**What the task requires**.
Select every line containing the word "ylabel" from the material, and copy those lines.

[BEGIN]

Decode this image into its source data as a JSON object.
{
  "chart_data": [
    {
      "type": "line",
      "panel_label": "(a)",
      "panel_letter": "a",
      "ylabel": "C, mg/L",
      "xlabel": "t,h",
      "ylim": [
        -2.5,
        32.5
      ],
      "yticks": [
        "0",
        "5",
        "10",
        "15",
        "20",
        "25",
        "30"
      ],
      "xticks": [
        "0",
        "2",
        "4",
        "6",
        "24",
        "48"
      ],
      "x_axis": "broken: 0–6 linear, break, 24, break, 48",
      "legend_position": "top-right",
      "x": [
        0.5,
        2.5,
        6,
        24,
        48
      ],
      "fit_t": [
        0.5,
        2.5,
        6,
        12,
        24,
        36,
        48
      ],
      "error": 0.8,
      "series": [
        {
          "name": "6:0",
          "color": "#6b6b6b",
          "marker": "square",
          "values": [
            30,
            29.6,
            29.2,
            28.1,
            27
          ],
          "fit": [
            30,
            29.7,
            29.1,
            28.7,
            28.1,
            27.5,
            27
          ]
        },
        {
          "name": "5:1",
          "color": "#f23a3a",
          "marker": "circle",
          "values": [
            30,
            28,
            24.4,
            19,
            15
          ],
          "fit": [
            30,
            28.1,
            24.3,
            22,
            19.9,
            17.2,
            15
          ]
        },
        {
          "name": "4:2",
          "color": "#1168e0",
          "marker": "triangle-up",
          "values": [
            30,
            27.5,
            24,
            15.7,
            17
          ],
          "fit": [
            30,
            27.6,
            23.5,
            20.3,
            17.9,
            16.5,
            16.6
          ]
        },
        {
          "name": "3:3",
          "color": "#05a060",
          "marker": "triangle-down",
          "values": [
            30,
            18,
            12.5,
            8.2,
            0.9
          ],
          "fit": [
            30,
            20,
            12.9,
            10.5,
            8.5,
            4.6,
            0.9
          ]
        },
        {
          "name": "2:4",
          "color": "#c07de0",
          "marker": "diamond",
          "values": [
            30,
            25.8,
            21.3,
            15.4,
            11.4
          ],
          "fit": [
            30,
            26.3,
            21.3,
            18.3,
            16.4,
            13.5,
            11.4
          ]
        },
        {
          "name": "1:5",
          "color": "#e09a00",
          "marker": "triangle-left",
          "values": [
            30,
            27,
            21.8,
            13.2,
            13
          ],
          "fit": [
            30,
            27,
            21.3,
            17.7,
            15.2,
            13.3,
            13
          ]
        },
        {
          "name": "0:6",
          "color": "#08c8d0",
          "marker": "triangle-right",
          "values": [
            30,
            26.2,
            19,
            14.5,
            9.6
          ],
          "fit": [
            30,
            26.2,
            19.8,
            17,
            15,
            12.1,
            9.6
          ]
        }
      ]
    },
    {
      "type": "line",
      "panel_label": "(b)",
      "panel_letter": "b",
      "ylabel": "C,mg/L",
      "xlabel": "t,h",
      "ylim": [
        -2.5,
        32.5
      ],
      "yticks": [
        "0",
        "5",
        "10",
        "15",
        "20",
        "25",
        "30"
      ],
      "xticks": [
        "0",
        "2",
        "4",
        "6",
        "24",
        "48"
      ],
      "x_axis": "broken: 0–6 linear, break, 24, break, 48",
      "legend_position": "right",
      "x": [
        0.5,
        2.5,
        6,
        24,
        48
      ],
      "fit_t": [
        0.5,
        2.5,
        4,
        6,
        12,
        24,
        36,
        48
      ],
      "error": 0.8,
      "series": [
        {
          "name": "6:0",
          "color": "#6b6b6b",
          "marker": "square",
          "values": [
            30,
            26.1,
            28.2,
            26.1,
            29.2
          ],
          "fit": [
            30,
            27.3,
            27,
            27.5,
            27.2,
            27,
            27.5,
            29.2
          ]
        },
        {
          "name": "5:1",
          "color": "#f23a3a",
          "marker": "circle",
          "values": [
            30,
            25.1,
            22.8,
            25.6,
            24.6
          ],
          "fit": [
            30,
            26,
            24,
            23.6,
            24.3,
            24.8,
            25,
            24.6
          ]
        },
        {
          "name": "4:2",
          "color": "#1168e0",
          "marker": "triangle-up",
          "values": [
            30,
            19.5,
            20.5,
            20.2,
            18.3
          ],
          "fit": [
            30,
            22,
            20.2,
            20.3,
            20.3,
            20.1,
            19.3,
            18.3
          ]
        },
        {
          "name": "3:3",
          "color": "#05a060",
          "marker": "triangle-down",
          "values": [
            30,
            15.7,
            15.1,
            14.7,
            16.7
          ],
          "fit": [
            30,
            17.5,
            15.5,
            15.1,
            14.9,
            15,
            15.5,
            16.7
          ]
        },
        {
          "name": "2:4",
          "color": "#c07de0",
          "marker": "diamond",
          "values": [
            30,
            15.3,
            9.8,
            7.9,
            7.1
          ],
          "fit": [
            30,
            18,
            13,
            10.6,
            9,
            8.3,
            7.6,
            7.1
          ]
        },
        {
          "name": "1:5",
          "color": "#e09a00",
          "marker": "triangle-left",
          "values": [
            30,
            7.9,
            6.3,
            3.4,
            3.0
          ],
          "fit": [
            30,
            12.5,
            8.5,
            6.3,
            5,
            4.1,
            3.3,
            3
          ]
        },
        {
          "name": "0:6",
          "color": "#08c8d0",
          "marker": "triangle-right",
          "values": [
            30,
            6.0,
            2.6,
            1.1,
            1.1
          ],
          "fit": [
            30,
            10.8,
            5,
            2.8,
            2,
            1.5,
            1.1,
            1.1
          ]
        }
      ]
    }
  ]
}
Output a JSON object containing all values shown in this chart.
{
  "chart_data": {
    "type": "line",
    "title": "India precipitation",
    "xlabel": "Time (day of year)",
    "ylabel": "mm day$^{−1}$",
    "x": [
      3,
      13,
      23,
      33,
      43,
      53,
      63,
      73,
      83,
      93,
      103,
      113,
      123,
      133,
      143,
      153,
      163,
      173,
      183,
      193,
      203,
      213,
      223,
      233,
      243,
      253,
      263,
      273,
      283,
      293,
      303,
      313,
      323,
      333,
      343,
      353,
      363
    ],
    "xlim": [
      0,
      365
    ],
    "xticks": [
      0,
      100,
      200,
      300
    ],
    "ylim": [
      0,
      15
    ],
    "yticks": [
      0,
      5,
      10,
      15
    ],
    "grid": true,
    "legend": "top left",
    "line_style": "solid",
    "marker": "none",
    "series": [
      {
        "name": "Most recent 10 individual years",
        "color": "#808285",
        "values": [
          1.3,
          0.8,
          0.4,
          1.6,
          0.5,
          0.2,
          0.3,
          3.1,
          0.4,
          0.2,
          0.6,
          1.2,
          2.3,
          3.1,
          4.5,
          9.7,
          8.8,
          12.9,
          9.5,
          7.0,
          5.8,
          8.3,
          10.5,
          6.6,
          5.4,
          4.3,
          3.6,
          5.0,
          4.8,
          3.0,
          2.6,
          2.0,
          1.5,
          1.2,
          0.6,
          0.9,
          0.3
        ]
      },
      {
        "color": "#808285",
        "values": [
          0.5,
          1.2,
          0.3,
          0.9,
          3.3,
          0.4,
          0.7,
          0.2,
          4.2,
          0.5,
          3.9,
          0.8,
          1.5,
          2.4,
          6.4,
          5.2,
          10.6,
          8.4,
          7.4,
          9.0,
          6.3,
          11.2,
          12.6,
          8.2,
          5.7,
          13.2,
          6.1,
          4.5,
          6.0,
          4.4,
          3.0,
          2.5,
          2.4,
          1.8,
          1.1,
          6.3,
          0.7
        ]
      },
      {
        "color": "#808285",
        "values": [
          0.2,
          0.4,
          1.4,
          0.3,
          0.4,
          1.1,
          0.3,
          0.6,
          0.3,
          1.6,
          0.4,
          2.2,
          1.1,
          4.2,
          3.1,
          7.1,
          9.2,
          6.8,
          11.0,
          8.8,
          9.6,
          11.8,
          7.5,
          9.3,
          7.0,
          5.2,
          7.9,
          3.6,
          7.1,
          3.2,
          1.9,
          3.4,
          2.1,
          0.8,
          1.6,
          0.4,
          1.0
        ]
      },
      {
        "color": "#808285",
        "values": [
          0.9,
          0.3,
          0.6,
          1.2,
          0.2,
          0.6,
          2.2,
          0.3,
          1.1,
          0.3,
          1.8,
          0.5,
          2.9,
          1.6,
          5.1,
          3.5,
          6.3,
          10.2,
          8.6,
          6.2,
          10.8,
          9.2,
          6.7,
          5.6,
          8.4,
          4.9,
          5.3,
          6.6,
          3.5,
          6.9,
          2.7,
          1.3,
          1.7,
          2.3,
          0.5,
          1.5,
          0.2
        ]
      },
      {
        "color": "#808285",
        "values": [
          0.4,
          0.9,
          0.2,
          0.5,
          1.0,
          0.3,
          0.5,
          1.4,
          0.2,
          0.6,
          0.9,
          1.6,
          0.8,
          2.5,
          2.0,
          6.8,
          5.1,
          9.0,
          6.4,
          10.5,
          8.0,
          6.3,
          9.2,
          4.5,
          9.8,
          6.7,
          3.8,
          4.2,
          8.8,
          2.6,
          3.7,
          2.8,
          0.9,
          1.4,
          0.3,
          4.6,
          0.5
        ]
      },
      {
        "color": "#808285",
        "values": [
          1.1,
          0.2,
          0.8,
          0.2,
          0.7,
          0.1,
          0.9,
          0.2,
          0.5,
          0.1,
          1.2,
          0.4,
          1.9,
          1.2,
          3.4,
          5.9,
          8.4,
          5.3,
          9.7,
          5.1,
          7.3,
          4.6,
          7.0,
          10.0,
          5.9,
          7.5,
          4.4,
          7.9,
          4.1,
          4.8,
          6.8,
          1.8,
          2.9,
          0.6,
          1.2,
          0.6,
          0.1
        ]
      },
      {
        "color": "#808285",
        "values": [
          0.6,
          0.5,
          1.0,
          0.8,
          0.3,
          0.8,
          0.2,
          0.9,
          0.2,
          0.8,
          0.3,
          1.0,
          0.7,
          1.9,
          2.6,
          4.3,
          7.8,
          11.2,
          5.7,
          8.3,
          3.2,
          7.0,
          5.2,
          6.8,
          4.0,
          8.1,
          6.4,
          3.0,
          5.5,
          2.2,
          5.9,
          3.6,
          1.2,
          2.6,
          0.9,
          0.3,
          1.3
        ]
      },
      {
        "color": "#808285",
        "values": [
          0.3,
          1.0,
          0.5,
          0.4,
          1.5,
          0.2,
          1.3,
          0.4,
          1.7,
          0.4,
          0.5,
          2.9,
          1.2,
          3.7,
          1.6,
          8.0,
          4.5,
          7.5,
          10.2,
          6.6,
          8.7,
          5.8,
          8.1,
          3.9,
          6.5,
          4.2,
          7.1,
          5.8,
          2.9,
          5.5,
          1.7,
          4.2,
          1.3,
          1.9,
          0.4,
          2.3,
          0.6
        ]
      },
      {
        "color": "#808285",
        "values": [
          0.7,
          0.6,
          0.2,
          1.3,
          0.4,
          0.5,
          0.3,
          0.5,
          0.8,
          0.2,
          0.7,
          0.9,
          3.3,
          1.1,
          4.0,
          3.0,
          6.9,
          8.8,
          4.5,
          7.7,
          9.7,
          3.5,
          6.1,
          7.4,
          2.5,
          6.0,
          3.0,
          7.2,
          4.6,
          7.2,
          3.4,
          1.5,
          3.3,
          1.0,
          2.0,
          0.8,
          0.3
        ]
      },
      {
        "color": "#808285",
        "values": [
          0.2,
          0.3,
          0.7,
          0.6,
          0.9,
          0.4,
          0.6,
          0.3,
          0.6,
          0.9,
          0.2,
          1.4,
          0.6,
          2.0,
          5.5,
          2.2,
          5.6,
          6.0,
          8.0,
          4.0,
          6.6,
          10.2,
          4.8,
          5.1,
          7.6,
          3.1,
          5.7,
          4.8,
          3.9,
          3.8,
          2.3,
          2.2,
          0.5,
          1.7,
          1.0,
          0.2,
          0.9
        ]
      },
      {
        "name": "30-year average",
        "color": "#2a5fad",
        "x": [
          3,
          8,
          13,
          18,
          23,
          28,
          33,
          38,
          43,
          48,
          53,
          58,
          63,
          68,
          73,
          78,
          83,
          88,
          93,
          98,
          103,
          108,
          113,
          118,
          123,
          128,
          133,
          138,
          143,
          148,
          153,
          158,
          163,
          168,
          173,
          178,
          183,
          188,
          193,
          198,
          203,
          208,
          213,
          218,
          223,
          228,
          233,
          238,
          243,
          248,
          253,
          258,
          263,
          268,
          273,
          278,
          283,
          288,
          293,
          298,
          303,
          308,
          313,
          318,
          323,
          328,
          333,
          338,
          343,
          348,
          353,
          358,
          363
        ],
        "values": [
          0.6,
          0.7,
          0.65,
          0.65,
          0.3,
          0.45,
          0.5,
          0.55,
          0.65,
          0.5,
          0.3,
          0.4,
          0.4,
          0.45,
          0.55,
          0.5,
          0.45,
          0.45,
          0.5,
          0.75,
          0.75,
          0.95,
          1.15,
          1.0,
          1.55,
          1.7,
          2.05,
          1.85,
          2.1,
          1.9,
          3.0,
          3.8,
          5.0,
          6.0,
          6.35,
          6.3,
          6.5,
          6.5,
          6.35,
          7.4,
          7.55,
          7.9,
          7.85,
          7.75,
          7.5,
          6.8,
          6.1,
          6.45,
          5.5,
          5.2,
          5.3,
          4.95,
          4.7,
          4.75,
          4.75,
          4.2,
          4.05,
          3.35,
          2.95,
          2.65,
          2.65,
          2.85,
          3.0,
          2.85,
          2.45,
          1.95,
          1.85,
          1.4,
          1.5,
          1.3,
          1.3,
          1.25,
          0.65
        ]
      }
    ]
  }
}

[END]

**Answer in full**.
      "ylabel": "C, mg/L",
      "ylabel": "C,mg/L",
    "ylabel": "mm day$^{−1}$",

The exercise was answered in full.